▶ _WHAT NEEDS TO BE DONE_:
Write out the data below in full, unchanged, minus the images.

#####

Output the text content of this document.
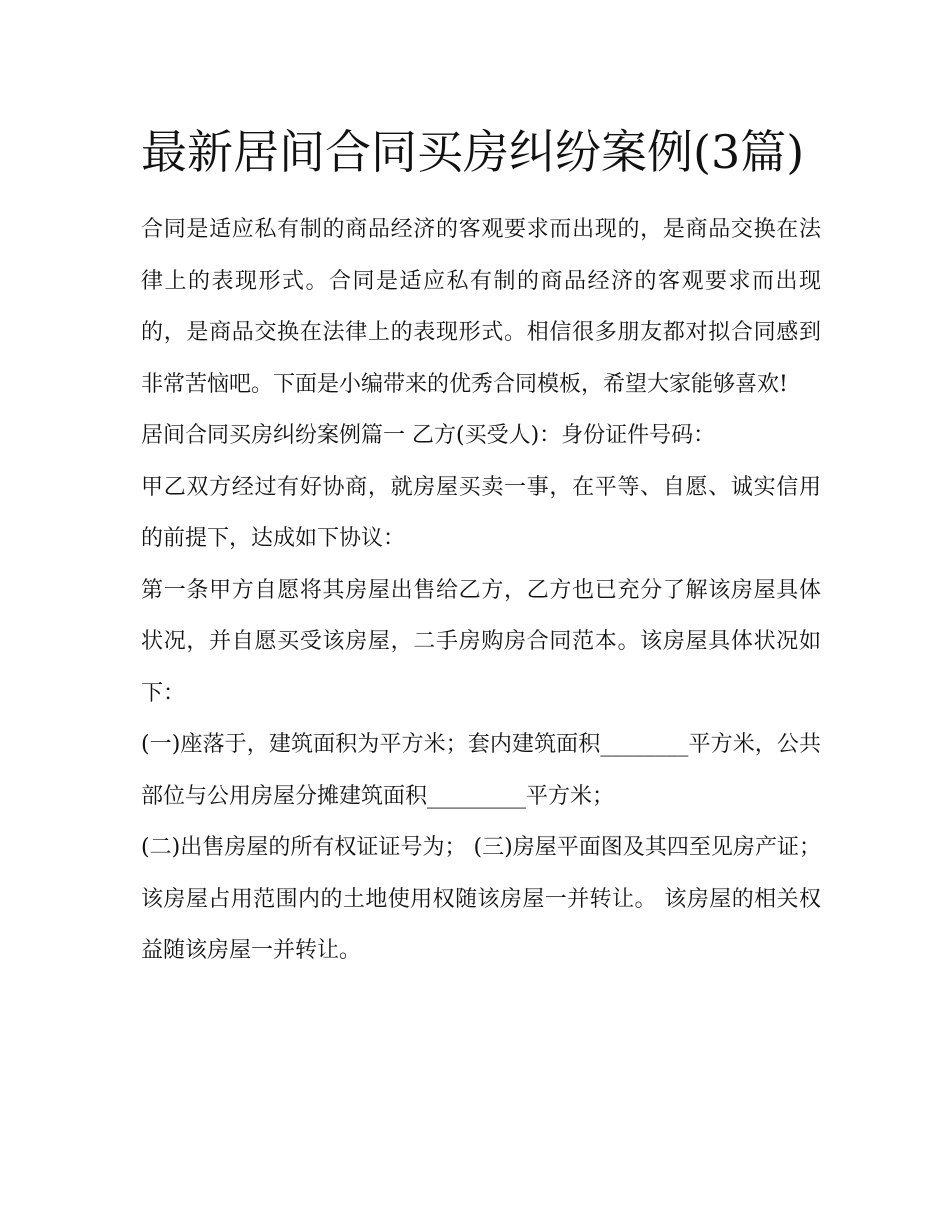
最新居间合同买房纠纷案例(3篇)

合同是适应私有制的商品经济的客观要求而出现的，是商品交换在法律上的表现形式。合同是适应私有制的商品经济的客观要求而出现的，是商品交换在法律上的表现形式。相信很多朋友都对拟合同感到非常苦恼吧。下面是小编带来的优秀合同模板，希望大家能够喜欢!

居间合同买房纠纷案例篇一 乙方(买受人)：身份证件号码：

甲乙双方经过有好协商，就房屋买卖一事，在平等、自愿、诚实信用的前提下，达成如下协议：

第一条甲方自愿将其房屋出售给乙方，乙方也已充分了解该房屋具体状况，并自愿买受该房屋，二手房购房合同范本。该房屋具体状况如下：

(一)座落于，建筑面积为平方米；套内建筑面积________平方米，公共部位与公用房屋分摊建筑面积_________平方米；

(二)出售房屋的所有权证证号为； (三)房屋平面图及其四至见房产证； 该房屋占用范围内的土地使用权随该房屋一并转让。 该房屋的相关权益随该房屋一并转让。
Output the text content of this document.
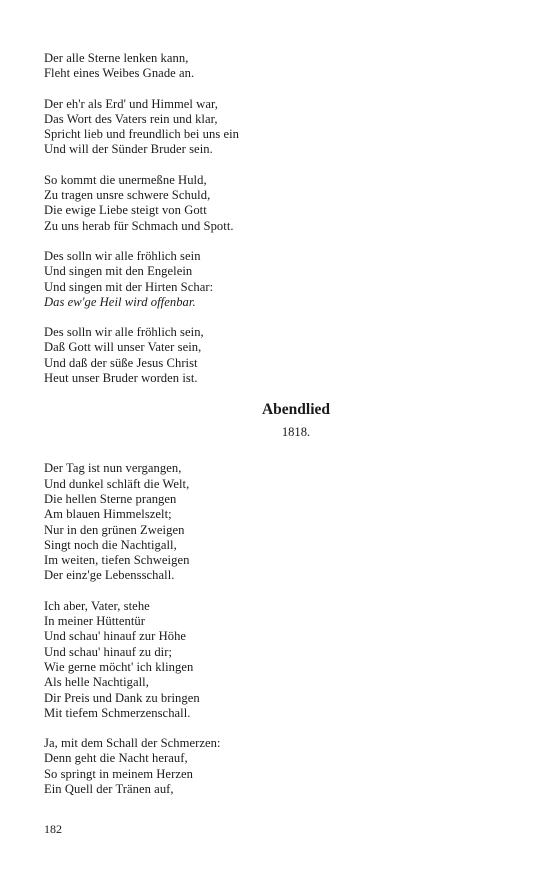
Der alle Sterne lenken kann,
Fleht eines Weibes Gnade an.
Der eh'r als Erd' und Himmel war,
Das Wort des Vaters rein und klar,
Spricht lieb und freundlich bei uns ein
Und will der Sünder Bruder sein.
So kommt die unermeßne Huld,
Zu tragen unsre schwere Schuld,
Die ewige Liebe steigt von Gott
Zu uns herab für Schmach und Spott.
Des solln wir alle fröhlich sein
Und singen mit den Engelein
Und singen mit der Hirten Schar:
Das ew'ge Heil wird offenbar.
Des solln wir alle fröhlich sein,
Daß Gott will unser Vater sein,
Und daß der süße Jesus Christ
Heut unser Bruder worden ist.
Abendlied
1818.
Der Tag ist nun vergangen,
Und dunkel schläft die Welt,
Die hellen Sterne prangen
Am blauen Himmelszelt;
Nur in den grünen Zweigen
Singt noch die Nachtigall,
Im weiten, tiefen Schweigen
Der einz'ge Lebensschall.
Ich aber, Vater, stehe
In meiner Hüttentür
Und schau' hinauf zur Höhe
Und schau' hinauf zu dir;
Wie gerne möcht' ich klingen
Als helle Nachtigall,
Dir Preis und Dank zu bringen
Mit tiefem Schmerzenschall.
Ja, mit dem Schall der Schmerzen:
Denn geht die Nacht herauf,
So springt in meinem Herzen
Ein Quell der Tränen auf,
182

#####

▶ _REPLY TO THE TASK_:
Output the text content of this document.
最新居间合同买房纠纷案例(3篇)

合同是适应私有制的商品经济的客观要求而出现的，是商品交换在法律上的表现形式。合同是适应私有制的商品经济的客观要求而出现的，是商品交换在法律上的表现形式。相信很多朋友都对拟合同感到非常苦恼吧。下面是小编带来的优秀合同模板，希望大家能够喜欢!

居间合同买房纠纷案例篇一 乙方(买受人)：身份证件号码：

甲乙双方经过有好协商，就房屋买卖一事，在平等、自愿、诚实信用的前提下，达成如下协议：

第一条甲方自愿将其房屋出售给乙方，乙方也已充分了解该房屋具体状况，并自愿买受该房屋，二手房购房合同范本。该房屋具体状况如下：

(一)座落于，建筑面积为平方米；套内建筑面积________平方米，公共部位与公用房屋分摊建筑面积_________平方米；

(二)出售房屋的所有权证证号为； (三)房屋平面图及其四至见房产证； 该房屋占用范围内的土地使用权随该房屋一并转让。 该房屋的相关权益随该房屋一并转让。
Output the text content of this document.
Der alle Sterne lenken kann,
Fleht eines Weibes Gnade an.
Der eh'r als Erd' und Himmel war,
Das Wort des Vaters rein und klar,
Spricht lieb und freundlich bei uns ein
Und will der Sünder Bruder sein.
So kommt die unermeßne Huld,
Zu tragen unsre schwere Schuld,
Die ewige Liebe steigt von Gott
Zu uns herab für Schmach und Spott.
Des solln wir alle fröhlich sein
Und singen mit den Engelein
Und singen mit der Hirten Schar:
Das ew'ge Heil wird offenbar.
Des solln wir alle fröhlich sein,
Daß Gott will unser Vater sein,
Und daß der süße Jesus Christ
Heut unser Bruder worden ist.
Abendlied
1818.
Der Tag ist nun vergangen,
Und dunkel schläft die Welt,
Die hellen Sterne prangen
Am blauen Himmelszelt;
Nur in den grünen Zweigen
Singt noch die Nachtigall,
Im weiten, tiefen Schweigen
Der einz'ge Lebensschall.
Ich aber, Vater, stehe
In meiner Hüttentür
Und schau' hinauf zur Höhe
Und schau' hinauf zu dir;
Wie gerne möcht' ich klingen
Als helle Nachtigall,
Dir Preis und Dank zu bringen
Mit tiefem Schmerzenschall.
Ja, mit dem Schall der Schmerzen:
Denn geht die Nacht herauf,
So springt in meinem Herzen
Ein Quell der Tränen auf,
182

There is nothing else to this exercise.